Complexity at a Glance
| Problem | Worst-Case Time | Extra Space (recursion depth) | Prunable? |
|---|---|---|---|
| Subsets | O(n · 2n) | O(n) | No, every subset is valid |
| Permutations | O(n · n!) | O(n) | No, every ordering is valid |
| N-Queens | O(n!) | O(n) | Yes, dramatically in practice |
The extra n factor in the subsets and permutations time bounds accounts for the cost of copying current into the result each time a valid answer is found. Extra space excludes the output list itself and counts only the recursion stack, which never grows past one frame per element being placed.

———

■ Problem statement: Copy the passage on backtracking complexity word for word, from "Complexity at a" up to and including "element being placed.".

———

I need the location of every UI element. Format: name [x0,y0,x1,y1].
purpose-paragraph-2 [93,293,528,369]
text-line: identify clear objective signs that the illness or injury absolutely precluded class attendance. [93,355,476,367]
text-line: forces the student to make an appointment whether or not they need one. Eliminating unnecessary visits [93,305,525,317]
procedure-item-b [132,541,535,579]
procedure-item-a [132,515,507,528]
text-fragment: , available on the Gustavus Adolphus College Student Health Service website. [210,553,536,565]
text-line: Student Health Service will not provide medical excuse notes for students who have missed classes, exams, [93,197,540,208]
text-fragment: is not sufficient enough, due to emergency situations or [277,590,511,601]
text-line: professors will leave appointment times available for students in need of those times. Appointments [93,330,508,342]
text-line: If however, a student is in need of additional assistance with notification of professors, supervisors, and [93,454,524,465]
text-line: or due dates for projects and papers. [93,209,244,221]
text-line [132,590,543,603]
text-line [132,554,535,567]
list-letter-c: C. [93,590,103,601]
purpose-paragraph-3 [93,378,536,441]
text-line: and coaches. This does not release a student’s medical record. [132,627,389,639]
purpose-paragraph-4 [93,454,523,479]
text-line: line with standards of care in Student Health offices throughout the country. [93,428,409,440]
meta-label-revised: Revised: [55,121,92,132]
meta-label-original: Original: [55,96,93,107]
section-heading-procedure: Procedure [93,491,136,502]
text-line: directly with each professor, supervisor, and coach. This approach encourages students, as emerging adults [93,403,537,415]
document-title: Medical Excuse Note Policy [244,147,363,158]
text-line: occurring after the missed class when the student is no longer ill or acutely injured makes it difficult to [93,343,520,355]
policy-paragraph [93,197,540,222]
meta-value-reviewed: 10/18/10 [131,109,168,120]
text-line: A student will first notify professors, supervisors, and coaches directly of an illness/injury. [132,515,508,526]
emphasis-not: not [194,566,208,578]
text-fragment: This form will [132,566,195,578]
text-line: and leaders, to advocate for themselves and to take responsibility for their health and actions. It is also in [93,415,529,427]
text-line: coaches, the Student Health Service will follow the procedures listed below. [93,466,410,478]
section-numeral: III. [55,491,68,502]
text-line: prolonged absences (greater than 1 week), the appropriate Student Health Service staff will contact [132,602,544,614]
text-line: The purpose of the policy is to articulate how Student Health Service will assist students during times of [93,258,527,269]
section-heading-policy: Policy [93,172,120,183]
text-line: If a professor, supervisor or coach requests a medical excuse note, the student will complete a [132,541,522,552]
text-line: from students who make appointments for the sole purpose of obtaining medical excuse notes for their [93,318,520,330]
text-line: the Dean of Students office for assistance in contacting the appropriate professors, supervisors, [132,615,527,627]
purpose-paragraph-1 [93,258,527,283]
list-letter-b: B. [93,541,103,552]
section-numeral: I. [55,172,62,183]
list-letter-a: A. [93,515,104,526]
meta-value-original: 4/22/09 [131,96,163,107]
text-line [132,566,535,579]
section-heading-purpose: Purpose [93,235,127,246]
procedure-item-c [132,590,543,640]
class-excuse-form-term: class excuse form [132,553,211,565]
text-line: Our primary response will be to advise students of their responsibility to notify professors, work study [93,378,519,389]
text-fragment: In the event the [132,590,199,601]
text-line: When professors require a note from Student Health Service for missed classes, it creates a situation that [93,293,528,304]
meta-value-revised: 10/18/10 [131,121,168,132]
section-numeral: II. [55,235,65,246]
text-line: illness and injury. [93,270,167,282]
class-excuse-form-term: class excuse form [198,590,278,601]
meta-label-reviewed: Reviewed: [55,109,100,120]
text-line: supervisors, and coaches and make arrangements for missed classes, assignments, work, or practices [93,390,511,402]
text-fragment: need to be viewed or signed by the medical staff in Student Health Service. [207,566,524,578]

———

■ Solution to this task:
Complexity at a Glance
| Problem | Worst-Case Time | Extra Space (recursion depth) | Prunable? |
|---|---|---|---|
| Subsets | O(n · 2n) | O(n) | No, every subset is valid |
| Permutations | O(n · n!) | O(n) | No, every ordering is valid |
| N-Queens | O(n!) | O(n) | Yes, dramatically in practice |
The extra n factor in the subsets and permutations time bounds accounts for the cost of copying current into the result each time a valid answer is found. Extra space excludes the output list itself and counts only the recursion stack, which never grows past one frame per element being placed.